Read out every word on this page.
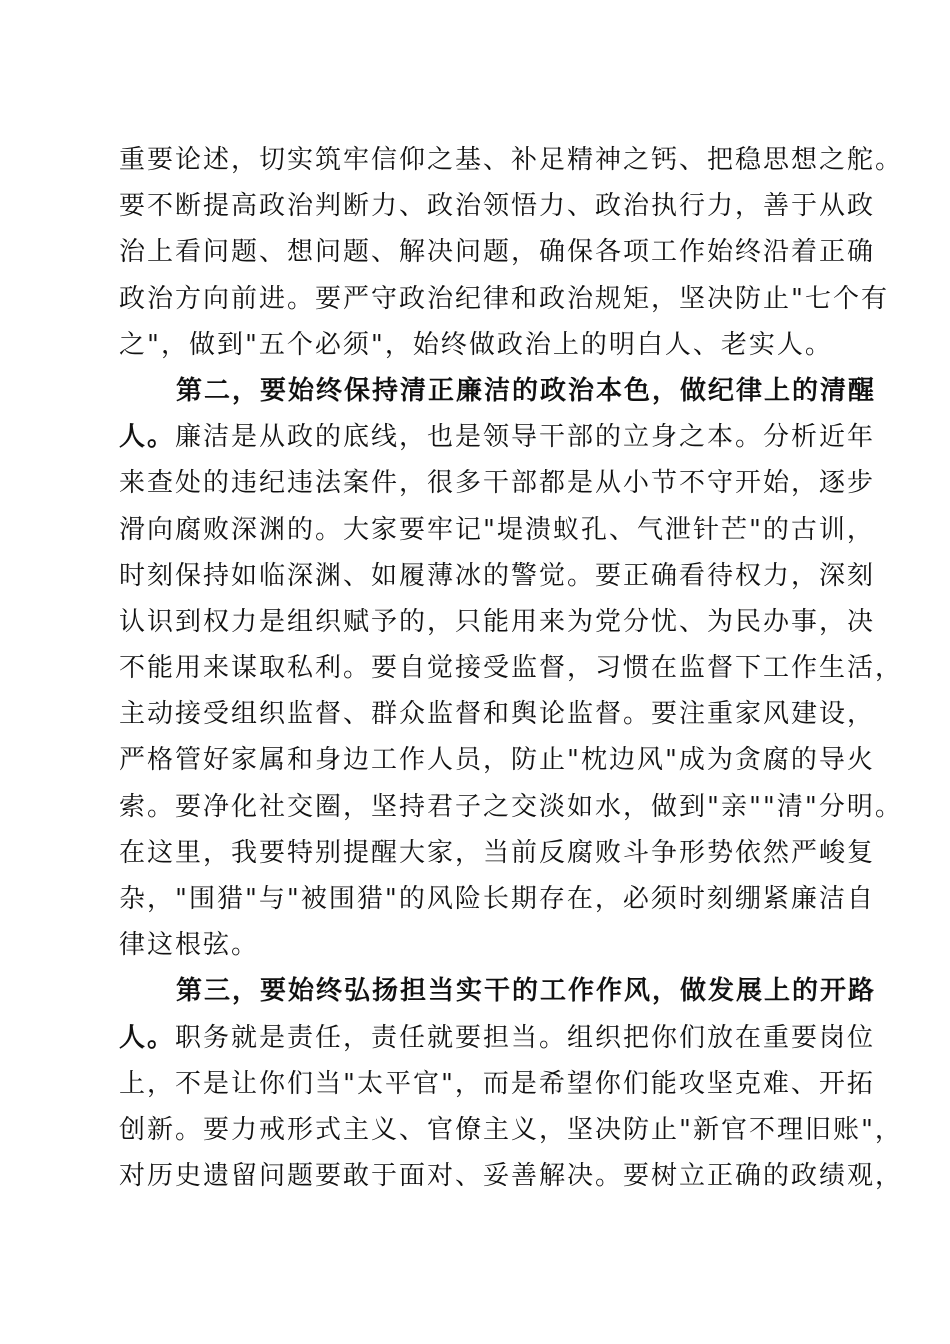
重要论述，切实筑牢信仰之基、补足精神之钙、把稳思想之舵。
要不断提高政治判断力、政治领悟力、政治执行力，善于从政
治上看问题、想问题、解决问题，确保各项工作始终沿着正确
政治方向前进。要严守政治纪律和政治规矩，坚决防止"七个有
之"，做到"五个必须"，始终做政治上的明白人、老实人。
第二，要始终保持清正廉洁的政治本色，做纪律上的清醒
人。廉洁是从政的底线，也是领导干部的立身之本。分析近年
来查处的违纪违法案件，很多干部都是从小节不守开始，逐步
滑向腐败深渊的。大家要牢记"堤溃蚁孔、气泄针芒"的古训，
时刻保持如临深渊、如履薄冰的警觉。要正确看待权力，深刻
认识到权力是组织赋予的，只能用来为党分忧、为民办事，决
不能用来谋取私利。要自觉接受监督，习惯在监督下工作生活，
主动接受组织监督、群众监督和舆论监督。要注重家风建设，
严格管好家属和身边工作人员，防止"枕边风"成为贪腐的导火
索。要净化社交圈，坚持君子之交淡如水，做到"亲""清"分明。
在这里，我要特别提醒大家，当前反腐败斗争形势依然严峻复
杂，"围猎"与"被围猎"的风险长期存在，必须时刻绷紧廉洁自
律这根弦。
第三，要始终弘扬担当实干的工作作风，做发展上的开路
人。职务就是责任，责任就要担当。组织把你们放在重要岗位
上，不是让你们当"太平官"，而是希望你们能攻坚克难、开拓
创新。要力戒形式主义、官僚主义，坚决防止"新官不理旧账"，
对历史遗留问题要敢于面对、妥善解决。要树立正确的政绩观，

__DIRECTIVE__.
Select the lines that carry the string "坚决防止" and copy them.

__REPLY TO THE TASK__.
政治方向前进。要严守政治纪律和政治规矩，坚决防止"七个有
创新。要力戒形式主义、官僚主义，坚决防止"新官不理旧账"，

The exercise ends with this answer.